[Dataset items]
↓
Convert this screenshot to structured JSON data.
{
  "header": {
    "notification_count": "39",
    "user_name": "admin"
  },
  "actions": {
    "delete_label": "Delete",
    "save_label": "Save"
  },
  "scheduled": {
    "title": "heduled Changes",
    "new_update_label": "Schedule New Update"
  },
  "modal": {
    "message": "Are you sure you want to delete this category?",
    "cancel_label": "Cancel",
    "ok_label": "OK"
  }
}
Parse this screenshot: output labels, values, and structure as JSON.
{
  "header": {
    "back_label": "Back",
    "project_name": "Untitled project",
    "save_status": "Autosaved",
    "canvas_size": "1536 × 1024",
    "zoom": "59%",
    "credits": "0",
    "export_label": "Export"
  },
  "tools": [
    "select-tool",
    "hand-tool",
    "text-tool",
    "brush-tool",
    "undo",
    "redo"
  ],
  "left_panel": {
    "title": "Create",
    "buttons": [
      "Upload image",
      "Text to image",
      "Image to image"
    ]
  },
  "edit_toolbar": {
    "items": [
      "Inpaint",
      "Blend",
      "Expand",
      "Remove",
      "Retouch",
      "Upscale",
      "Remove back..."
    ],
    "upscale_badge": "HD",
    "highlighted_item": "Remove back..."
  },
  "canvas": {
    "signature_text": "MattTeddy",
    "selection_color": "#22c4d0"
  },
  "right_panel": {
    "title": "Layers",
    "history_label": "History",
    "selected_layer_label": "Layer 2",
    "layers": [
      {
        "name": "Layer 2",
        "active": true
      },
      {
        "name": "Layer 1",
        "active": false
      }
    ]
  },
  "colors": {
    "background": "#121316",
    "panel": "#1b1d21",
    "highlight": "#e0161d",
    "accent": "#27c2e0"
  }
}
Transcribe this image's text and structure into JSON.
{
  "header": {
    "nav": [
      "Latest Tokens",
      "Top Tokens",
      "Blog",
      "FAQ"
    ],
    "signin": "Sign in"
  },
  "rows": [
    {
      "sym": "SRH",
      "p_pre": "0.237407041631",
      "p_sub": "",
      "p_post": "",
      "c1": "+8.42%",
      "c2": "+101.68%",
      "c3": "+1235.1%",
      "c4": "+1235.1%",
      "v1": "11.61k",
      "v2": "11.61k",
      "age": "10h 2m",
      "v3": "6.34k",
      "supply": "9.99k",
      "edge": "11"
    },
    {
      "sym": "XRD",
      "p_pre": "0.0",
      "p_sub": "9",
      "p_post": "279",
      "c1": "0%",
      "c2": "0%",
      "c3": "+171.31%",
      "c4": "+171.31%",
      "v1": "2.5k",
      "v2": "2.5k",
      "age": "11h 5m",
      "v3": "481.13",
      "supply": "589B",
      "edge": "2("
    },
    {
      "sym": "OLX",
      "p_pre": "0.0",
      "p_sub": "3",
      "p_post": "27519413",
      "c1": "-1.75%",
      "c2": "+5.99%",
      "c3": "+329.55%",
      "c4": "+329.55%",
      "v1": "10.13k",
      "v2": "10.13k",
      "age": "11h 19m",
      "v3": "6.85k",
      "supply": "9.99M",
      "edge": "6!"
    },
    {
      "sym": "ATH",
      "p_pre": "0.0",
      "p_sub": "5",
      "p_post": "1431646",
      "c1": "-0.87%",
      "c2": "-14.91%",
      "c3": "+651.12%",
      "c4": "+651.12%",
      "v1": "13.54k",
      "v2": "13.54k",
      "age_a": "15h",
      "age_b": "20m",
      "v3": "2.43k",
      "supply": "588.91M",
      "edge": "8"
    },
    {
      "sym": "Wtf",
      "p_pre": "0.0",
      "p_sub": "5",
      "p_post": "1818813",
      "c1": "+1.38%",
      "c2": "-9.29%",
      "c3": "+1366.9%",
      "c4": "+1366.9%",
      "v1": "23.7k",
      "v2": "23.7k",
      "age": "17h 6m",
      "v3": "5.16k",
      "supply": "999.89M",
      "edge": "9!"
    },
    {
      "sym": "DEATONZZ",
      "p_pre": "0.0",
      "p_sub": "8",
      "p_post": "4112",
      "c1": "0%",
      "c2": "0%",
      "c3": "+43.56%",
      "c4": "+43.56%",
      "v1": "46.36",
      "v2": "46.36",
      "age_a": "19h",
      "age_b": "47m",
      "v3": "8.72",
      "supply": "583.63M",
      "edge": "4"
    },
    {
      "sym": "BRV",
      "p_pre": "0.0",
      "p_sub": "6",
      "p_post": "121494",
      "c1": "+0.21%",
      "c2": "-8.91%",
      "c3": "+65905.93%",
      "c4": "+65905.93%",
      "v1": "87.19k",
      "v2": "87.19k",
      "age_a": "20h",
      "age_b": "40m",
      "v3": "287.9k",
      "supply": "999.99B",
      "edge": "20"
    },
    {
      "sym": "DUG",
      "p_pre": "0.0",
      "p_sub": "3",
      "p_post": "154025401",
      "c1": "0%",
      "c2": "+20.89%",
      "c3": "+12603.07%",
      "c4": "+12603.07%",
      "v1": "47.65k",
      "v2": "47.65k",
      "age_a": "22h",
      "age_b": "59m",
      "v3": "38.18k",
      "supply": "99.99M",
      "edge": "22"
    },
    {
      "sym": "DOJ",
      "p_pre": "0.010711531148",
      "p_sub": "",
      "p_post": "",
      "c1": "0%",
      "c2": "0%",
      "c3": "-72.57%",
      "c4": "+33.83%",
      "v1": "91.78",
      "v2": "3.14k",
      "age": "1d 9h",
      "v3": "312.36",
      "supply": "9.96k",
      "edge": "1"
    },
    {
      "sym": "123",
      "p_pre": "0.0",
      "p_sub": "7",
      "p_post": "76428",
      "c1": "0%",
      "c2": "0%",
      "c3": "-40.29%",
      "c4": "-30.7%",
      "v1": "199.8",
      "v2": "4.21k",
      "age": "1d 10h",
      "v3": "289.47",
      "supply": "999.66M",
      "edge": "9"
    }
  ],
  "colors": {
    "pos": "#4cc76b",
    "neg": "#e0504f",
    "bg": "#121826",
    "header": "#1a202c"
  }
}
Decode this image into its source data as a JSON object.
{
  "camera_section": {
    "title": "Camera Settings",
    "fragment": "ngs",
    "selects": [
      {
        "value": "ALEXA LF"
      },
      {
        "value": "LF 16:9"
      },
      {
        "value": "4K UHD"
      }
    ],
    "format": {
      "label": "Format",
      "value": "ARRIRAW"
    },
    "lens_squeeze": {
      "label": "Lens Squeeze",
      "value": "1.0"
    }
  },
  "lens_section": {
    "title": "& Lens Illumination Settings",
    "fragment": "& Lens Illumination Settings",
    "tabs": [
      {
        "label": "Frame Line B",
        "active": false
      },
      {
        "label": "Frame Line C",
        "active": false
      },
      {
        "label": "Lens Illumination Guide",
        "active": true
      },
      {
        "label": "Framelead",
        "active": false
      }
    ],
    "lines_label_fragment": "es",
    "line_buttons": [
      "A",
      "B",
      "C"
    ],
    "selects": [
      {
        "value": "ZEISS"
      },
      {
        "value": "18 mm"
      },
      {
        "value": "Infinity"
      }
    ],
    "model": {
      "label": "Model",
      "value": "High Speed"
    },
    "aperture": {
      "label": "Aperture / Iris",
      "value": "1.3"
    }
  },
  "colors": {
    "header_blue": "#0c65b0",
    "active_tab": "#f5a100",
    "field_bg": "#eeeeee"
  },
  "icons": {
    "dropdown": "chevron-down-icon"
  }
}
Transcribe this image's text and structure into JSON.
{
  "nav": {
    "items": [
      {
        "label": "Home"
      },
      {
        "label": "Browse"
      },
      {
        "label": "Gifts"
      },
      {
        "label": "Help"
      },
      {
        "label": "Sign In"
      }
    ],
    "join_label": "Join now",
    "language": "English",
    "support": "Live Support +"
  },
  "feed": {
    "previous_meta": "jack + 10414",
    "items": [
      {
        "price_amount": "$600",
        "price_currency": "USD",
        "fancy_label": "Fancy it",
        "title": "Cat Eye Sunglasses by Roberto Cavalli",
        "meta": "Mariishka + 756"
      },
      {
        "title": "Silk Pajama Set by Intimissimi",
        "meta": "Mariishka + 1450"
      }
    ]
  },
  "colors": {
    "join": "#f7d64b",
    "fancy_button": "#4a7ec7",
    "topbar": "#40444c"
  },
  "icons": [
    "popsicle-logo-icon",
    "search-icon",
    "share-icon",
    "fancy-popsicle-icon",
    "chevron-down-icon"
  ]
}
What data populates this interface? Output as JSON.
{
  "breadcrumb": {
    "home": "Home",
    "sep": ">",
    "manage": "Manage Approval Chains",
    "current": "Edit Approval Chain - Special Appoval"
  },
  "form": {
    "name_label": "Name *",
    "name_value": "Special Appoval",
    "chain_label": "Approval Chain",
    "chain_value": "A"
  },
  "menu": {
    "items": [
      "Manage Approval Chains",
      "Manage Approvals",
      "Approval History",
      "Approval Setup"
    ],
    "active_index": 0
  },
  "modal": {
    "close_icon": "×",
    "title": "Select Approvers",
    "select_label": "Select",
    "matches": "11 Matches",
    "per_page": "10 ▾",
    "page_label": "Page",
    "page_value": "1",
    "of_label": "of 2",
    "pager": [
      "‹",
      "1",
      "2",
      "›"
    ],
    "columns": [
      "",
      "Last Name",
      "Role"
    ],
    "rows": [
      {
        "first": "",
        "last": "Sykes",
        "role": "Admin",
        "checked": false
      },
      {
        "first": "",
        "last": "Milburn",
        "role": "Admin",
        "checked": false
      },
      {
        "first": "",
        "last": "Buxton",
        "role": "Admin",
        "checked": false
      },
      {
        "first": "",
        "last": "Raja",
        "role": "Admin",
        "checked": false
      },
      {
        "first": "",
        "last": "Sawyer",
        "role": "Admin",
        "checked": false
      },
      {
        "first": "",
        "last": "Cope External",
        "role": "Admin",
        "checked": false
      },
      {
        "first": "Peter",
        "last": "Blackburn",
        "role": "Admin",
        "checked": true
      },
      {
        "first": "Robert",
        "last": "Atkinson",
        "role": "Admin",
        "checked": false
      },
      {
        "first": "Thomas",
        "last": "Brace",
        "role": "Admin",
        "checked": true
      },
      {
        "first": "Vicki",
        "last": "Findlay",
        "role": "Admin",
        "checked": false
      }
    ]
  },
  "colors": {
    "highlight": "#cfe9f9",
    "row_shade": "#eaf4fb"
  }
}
↑
◆ Task details: Your answer should be a single number: the count of lines in the listing that contain the word "Mariishka".

◆ The completed task: 2